[Stated problem]
Count the lines in the entries below that include the word "months". Give nothing but the number.

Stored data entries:
═══
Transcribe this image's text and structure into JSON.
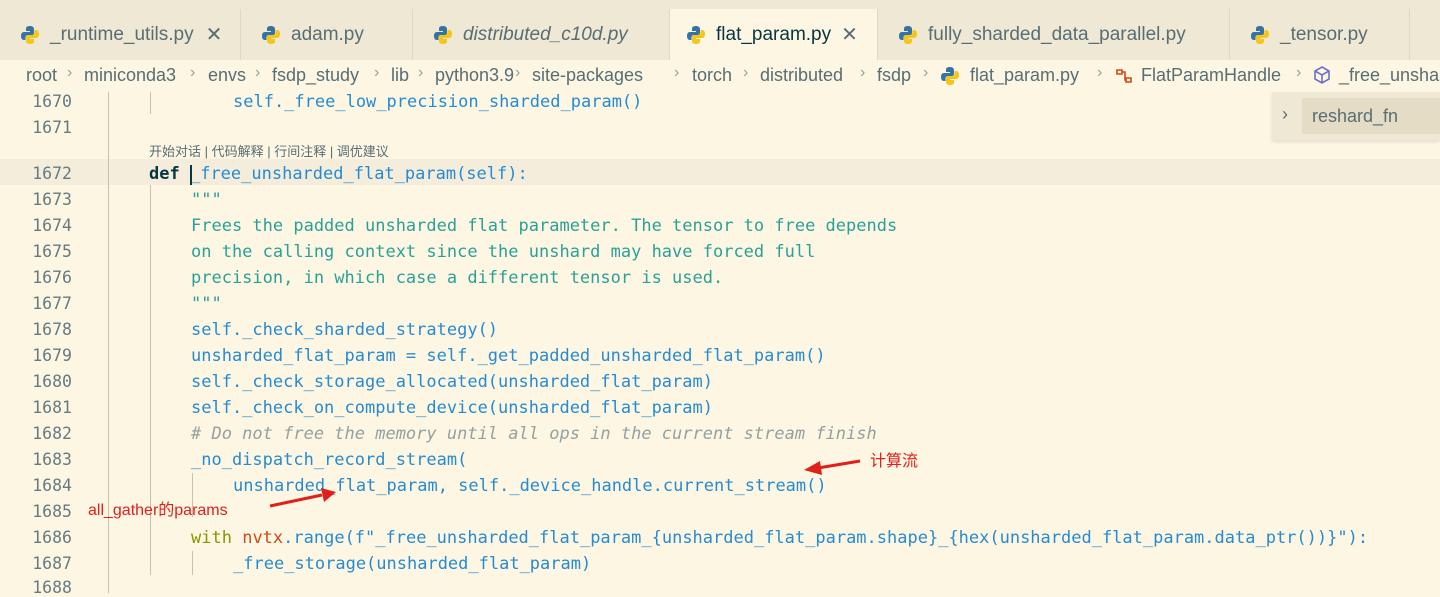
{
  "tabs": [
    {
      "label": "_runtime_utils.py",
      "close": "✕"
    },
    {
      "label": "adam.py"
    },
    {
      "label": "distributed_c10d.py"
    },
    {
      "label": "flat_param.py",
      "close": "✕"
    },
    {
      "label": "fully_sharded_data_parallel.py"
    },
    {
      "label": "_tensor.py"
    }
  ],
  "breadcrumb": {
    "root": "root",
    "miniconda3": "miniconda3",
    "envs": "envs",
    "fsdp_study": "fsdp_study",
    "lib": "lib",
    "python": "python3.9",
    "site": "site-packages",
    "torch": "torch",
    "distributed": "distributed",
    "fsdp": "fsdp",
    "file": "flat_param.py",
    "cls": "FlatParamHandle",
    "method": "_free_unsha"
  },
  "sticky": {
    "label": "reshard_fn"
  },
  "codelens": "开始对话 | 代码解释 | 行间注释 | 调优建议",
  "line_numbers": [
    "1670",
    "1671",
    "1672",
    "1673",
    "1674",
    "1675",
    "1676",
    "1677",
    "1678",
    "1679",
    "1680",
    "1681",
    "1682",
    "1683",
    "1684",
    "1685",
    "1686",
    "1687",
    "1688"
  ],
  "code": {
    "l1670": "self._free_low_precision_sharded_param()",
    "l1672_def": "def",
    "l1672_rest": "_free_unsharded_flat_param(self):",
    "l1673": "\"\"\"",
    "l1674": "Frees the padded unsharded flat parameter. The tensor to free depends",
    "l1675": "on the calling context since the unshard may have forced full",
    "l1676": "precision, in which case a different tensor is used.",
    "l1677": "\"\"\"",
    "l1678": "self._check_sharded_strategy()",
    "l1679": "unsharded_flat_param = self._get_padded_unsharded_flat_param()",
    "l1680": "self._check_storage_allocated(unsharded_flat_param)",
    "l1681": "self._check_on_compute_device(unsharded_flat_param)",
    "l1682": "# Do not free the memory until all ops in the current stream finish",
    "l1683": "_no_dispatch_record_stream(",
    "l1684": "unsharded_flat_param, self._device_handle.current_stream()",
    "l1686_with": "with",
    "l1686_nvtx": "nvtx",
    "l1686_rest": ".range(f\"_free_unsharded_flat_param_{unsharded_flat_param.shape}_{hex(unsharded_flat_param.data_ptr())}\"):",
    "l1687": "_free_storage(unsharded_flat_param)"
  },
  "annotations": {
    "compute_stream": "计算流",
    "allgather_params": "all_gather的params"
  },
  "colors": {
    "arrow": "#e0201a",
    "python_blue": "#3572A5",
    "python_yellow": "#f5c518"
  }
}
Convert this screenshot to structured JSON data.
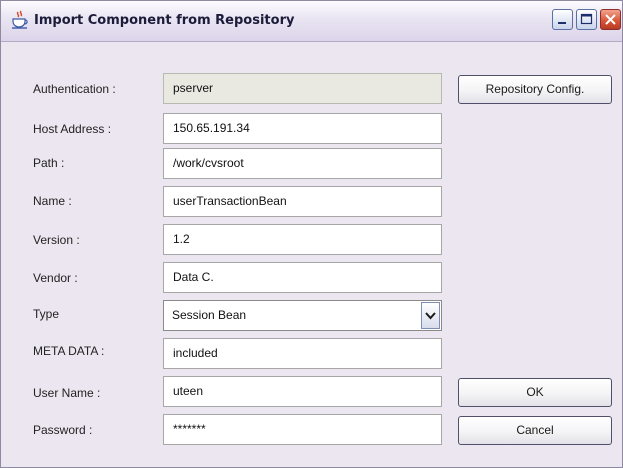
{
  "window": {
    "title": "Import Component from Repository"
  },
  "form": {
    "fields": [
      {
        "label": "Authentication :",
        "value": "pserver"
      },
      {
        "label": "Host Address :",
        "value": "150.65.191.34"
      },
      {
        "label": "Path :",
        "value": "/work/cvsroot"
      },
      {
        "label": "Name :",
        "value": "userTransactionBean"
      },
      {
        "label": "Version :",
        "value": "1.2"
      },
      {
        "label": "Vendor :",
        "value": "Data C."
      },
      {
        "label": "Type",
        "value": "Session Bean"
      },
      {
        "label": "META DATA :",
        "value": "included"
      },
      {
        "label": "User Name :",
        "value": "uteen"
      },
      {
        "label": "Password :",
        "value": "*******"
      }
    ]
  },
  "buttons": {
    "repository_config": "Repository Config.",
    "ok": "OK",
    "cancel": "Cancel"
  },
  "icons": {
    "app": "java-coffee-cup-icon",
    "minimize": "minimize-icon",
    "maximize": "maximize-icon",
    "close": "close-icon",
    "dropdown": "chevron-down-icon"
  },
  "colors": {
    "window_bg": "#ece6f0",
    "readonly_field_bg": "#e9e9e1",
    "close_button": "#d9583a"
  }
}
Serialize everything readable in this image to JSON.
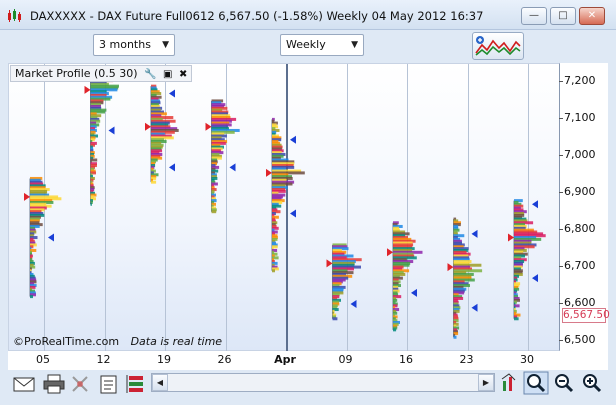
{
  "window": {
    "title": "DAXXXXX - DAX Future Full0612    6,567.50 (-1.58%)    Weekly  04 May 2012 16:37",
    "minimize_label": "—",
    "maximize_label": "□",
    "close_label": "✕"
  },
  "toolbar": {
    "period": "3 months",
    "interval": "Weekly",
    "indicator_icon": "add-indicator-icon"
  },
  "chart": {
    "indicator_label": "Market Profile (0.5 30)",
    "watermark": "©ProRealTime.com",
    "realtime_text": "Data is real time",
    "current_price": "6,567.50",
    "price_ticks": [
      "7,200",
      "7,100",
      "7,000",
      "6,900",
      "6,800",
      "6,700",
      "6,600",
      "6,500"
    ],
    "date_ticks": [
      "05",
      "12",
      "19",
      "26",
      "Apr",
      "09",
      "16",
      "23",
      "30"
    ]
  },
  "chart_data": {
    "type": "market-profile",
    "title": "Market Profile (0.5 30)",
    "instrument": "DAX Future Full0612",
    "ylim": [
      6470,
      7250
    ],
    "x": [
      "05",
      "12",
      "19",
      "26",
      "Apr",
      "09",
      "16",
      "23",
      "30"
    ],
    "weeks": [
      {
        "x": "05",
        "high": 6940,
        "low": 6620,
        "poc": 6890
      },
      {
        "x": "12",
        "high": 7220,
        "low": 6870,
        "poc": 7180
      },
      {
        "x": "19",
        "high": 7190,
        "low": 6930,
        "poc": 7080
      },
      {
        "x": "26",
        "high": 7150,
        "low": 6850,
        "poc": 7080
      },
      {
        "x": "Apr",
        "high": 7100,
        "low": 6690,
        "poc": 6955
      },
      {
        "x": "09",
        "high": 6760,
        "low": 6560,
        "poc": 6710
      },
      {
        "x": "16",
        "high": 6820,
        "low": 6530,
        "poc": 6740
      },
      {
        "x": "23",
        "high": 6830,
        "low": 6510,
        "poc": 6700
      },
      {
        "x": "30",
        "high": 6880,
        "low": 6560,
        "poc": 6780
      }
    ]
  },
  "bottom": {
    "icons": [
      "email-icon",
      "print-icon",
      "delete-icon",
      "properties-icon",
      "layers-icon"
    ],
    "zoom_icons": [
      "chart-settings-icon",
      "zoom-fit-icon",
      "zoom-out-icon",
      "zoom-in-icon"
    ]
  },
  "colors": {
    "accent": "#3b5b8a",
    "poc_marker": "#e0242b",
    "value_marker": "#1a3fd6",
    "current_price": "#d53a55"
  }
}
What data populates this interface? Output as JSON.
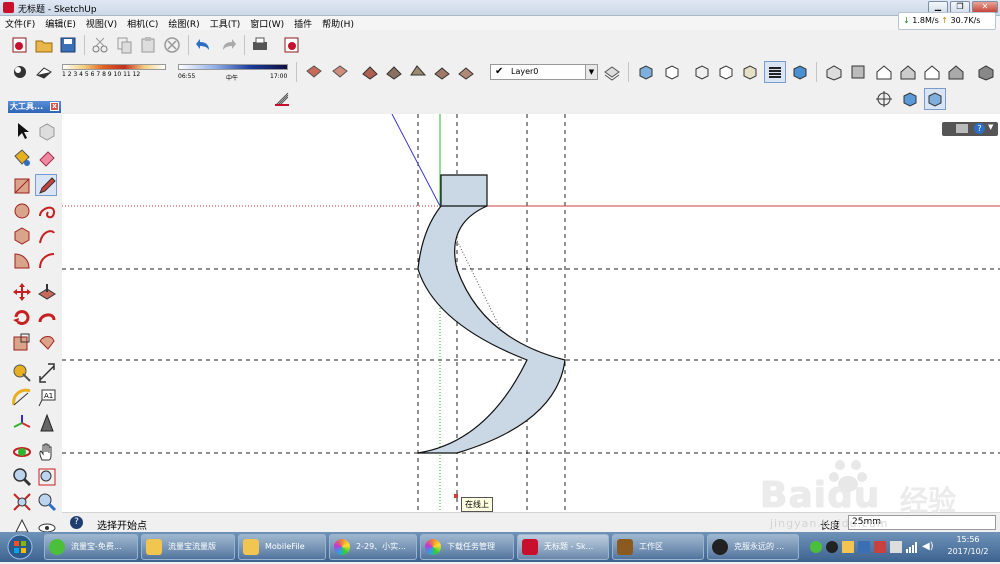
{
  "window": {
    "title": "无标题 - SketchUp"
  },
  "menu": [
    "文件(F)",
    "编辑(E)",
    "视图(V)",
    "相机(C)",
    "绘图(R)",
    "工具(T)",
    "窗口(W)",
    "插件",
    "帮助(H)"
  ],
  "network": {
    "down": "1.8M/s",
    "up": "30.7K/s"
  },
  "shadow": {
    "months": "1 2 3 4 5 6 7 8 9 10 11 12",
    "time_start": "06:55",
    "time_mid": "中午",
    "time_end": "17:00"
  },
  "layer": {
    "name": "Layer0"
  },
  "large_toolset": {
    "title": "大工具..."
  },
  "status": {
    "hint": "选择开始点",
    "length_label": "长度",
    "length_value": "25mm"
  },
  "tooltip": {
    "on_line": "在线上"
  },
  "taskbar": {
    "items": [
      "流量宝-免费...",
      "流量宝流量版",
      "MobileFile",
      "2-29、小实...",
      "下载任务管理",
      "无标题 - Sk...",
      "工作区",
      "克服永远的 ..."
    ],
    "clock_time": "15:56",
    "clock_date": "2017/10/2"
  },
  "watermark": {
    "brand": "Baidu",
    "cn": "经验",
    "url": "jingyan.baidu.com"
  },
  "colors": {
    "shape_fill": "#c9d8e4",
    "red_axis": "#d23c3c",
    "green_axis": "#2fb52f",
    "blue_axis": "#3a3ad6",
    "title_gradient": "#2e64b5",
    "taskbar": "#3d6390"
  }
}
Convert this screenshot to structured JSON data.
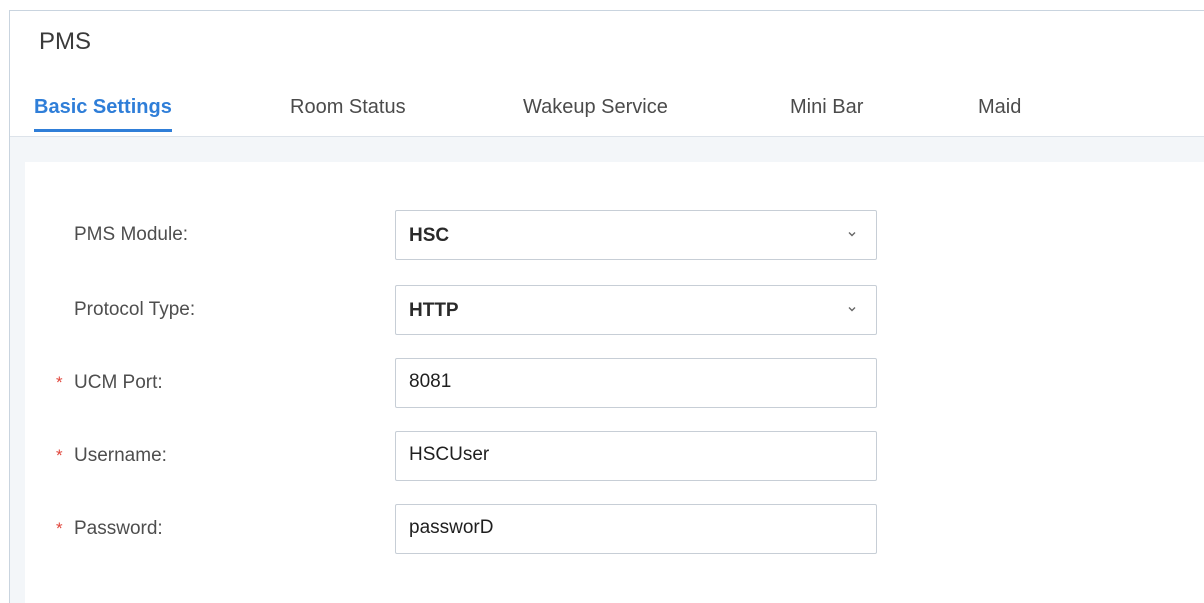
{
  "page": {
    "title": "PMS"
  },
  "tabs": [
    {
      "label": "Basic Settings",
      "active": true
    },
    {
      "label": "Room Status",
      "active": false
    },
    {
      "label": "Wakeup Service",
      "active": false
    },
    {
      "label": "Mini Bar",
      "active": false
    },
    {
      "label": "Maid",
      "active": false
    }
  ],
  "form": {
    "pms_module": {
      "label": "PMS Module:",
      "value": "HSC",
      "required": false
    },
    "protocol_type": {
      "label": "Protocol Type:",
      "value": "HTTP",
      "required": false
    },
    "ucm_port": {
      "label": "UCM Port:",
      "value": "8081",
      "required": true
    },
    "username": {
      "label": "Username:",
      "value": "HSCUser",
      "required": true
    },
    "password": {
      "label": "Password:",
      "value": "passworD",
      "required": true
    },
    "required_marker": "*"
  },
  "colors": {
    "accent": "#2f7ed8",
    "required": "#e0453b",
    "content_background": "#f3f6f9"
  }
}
═══
[Complete output]
2